■ **TO DO**
Look through the listing and locate every line containing the word "this"; copy those lines.

Saved data entries
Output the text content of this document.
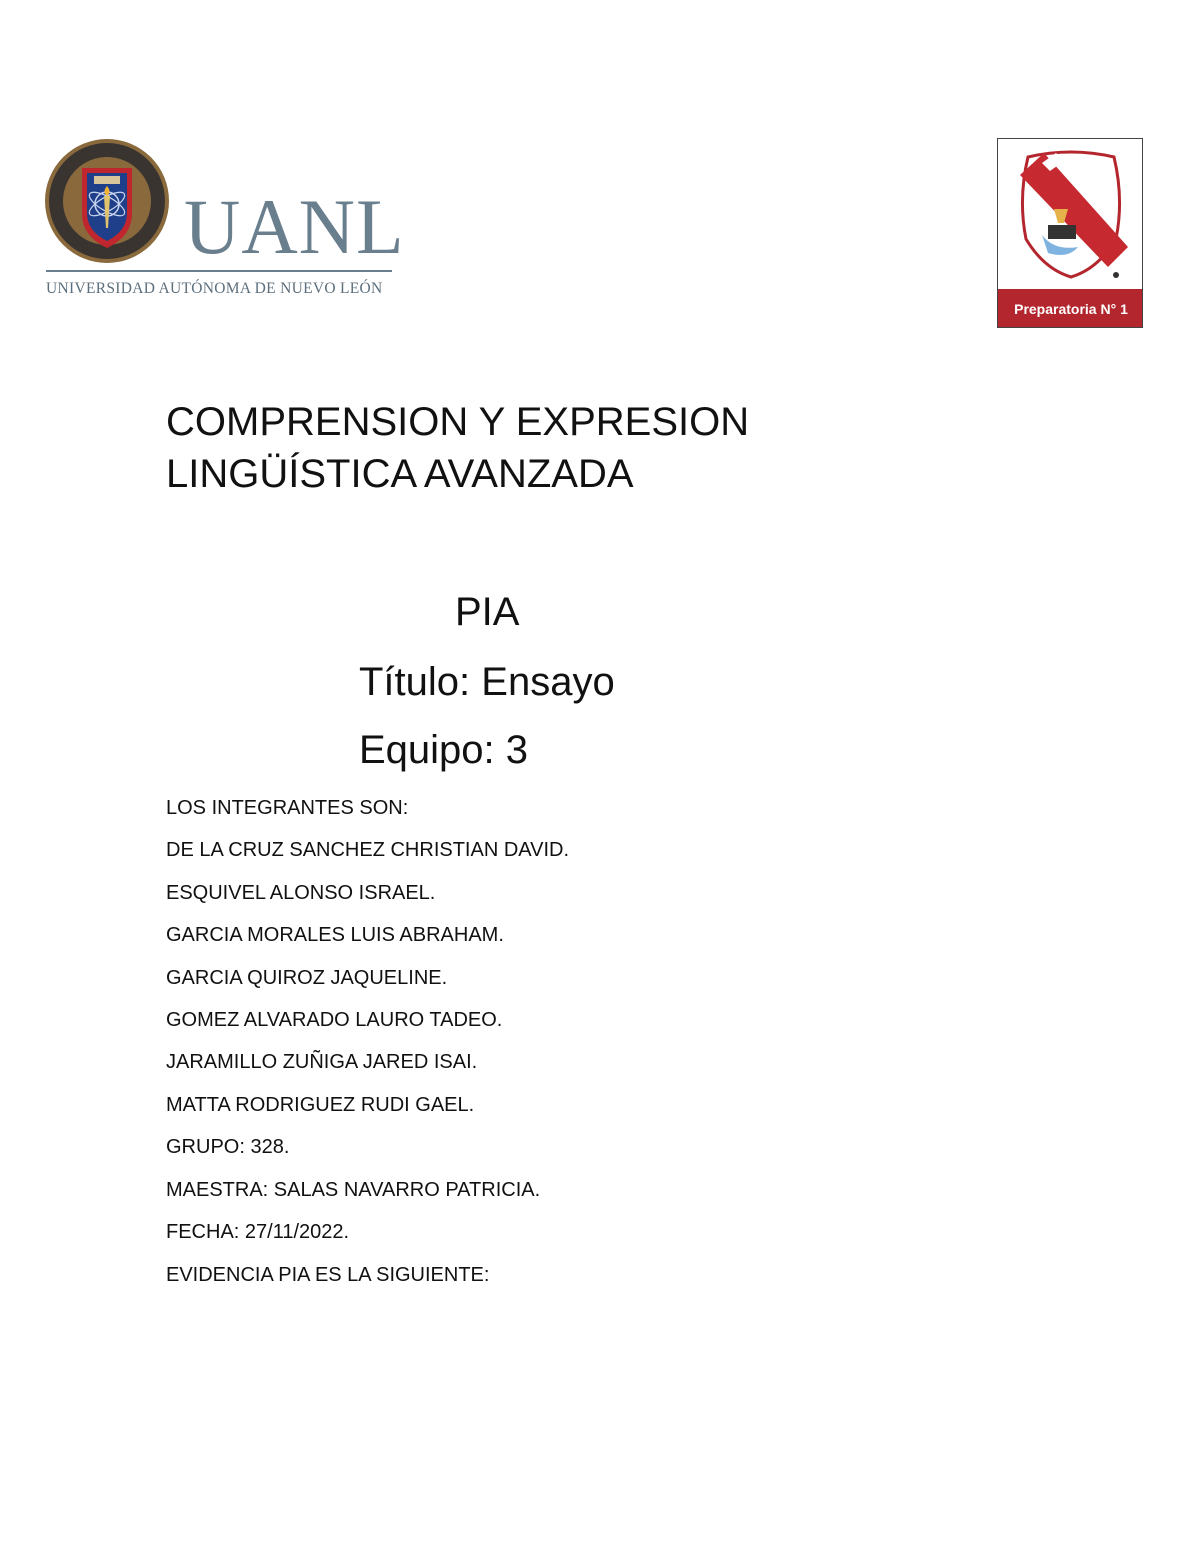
UANL
UNIVERSIDAD AUTÓNOMA DE NUEVO LEÓN
Preparatoria N° 1
COMPRENSION Y EXPRESION
LINGÜÍSTICA AVANZADA
PIA
Título: Ensayo
Equipo: 3
LOS INTEGRANTES SON:
DE LA CRUZ SANCHEZ CHRISTIAN DAVID.
ESQUIVEL ALONSO ISRAEL.
GARCIA MORALES LUIS ABRAHAM.
GARCIA QUIROZ JAQUELINE.
GOMEZ ALVARADO LAURO TADEO.
JARAMILLO ZUÑIGA JARED ISAI.
MATTA RODRIGUEZ RUDI GAEL.
GRUPO: 328.
MAESTRA: SALAS NAVARRO PATRICIA.
FECHA: 27/11/2022.
EVIDENCIA PIA ES LA SIGUIENTE:
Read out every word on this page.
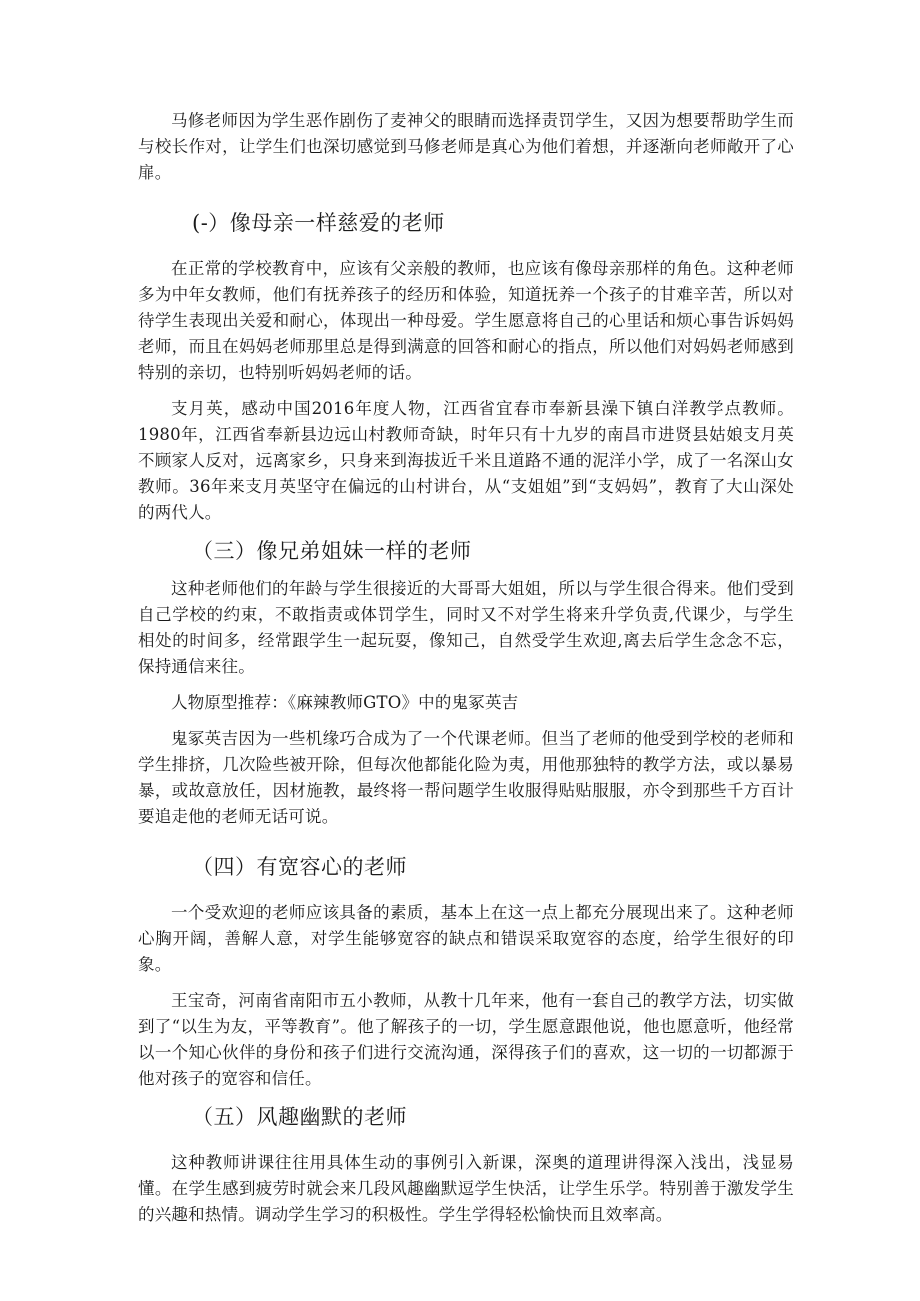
马修老师因为学生恶作剧伤了麦神父的眼睛而选择责罚学生，又因为想要帮助学生而与校长作对，让学生们也深切感觉到马修老师是真心为他们着想，并逐渐向老师敞开了心扉。

(-）像母亲一样慈爱的老师

在正常的学校教育中，应该有父亲般的教师，也应该有像母亲那样的角色。这种老师多为中年女教师，他们有抚养孩子的经历和体验，知道抚养一个孩子的甘难辛苦，所以对待学生表现出关爱和耐心，体现出一种母爱。学生愿意将自己的心里话和烦心事告诉妈妈老师，而且在妈妈老师那里总是得到满意的回答和耐心的指点，所以他们对妈妈老师感到特别的亲切，也特别听妈妈老师的话。

支月英，感动中国2016年度人物，江西省宜春市奉新县澡下镇白洋教学点教师。1980年，江西省奉新县边远山村教师奇缺，时年只有十九岁的南昌市进贤县姑娘支月英不顾家人反对，远离家乡，只身来到海拔近千米且道路不通的泥洋小学，成了一名深山女教师。36年来支月英坚守在偏远的山村讲台，从“支姐姐”到“支妈妈”，教育了大山深处的两代人。

（三）像兄弟姐妹一样的老师

这种老师他们的年龄与学生很接近的大哥哥大姐姐，所以与学生很合得来。他们受到自己学校的约束，不敢指责或体罚学生，同时又不对学生将来升学负责,代课少，与学生相处的时间多，经常跟学生一起玩耍，像知己，自然受学生欢迎,离去后学生念念不忘，保持通信来往。

人物原型推荐：《麻辣教师GTO》中的鬼冢英吉

鬼冢英吉因为一些机缘巧合成为了一个代课老师。但当了老师的他受到学校的老师和学生排挤，几次险些被开除，但每次他都能化险为夷，用他那独特的教学方法，或以暴易暴，或故意放任，因材施教，最终将一帮问题学生收服得贴贴服服，亦令到那些千方百计要追走他的老师无话可说。

（四）有宽容心的老师

一个受欢迎的老师应该具备的素质，基本上在这一点上都充分展现出来了。这种老师心胸开阔，善解人意，对学生能够宽容的缺点和错误采取宽容的态度，给学生很好的印象。

王宝奇，河南省南阳市五小教师，从教十几年来，他有一套自己的教学方法，切实做到了“以生为友，平等教育”。他了解孩子的一切，学生愿意跟他说，他也愿意听，他经常以一个知心伙伴的身份和孩子们进行交流沟通，深得孩子们的喜欢，这一切的一切都源于他对孩子的宽容和信任。

（五）风趣幽默的老师

这种教师讲课往往用具体生动的事例引入新课，深奥的道理讲得深入浅出，浅显易懂。在学生感到疲劳时就会来几段风趣幽默逗学生快活，让学生乐学。特别善于激发学生的兴趣和热情。调动学生学习的积极性。学生学得轻松愉快而且效率高。
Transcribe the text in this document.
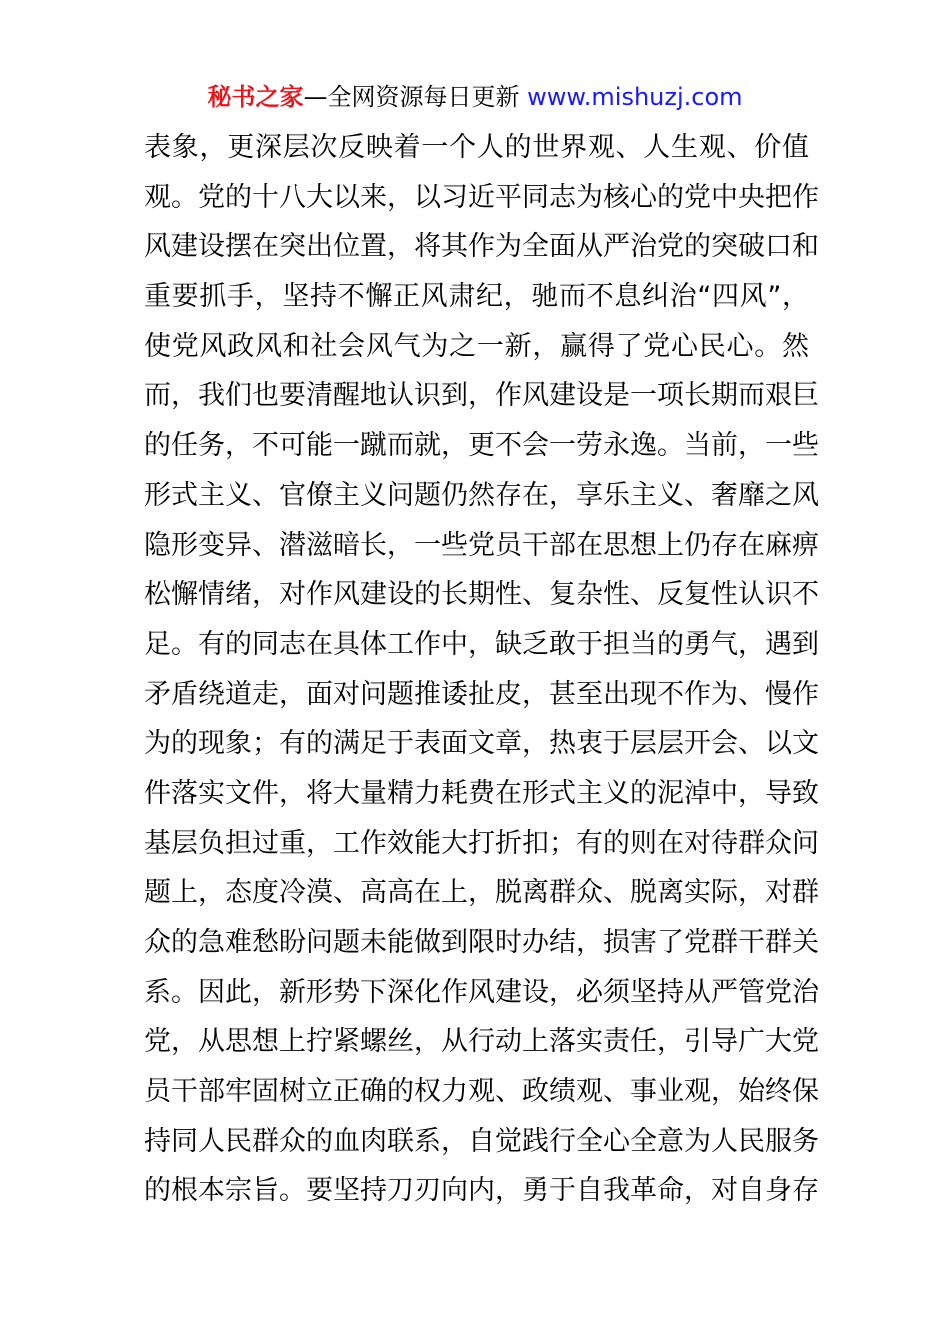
秘书之家—全网资源每日更新 www.mishuzj.com
表象，更深层次反映着一个人的世界观、人生观、价值
观。党的十八大以来，以习近平同志为核心的党中央把作
风建设摆在突出位置，将其作为全面从严治党的突破口和
重要抓手，坚持不懈正风肃纪，驰而不息纠治“四风”，
使党风政风和社会风气为之一新，赢得了党心民心。然
而，我们也要清醒地认识到，作风建设是一项长期而艰巨
的任务，不可能一蹴而就，更不会一劳永逸。当前，一些
形式主义、官僚主义问题仍然存在，享乐主义、奢靡之风
隐形变异、潜滋暗长，一些党员干部在思想上仍存在麻痹
松懈情绪，对作风建设的长期性、复杂性、反复性认识不
足。有的同志在具体工作中，缺乏敢于担当的勇气，遇到
矛盾绕道走，面对问题推诿扯皮，甚至出现不作为、慢作
为的现象；有的满足于表面文章，热衷于层层开会、以文
件落实文件，将大量精力耗费在形式主义的泥淖中，导致
基层负担过重，工作效能大打折扣；有的则在对待群众问
题上，态度冷漠、高高在上，脱离群众、脱离实际，对群
众的急难愁盼问题未能做到限时办结，损害了党群干群关
系。因此，新形势下深化作风建设，必须坚持从严管党治
党，从思想上拧紧螺丝，从行动上落实责任，引导广大党
员干部牢固树立正确的权力观、政绩观、事业观，始终保
持同人民群众的血肉联系，自觉践行全心全意为人民服务
的根本宗旨。要坚持刀刃向内，勇于自我革命，对自身存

■ **WORKED SOLUTION**
Output the text content of this document.
Read out every word on this page.
Transcribe the text in this document.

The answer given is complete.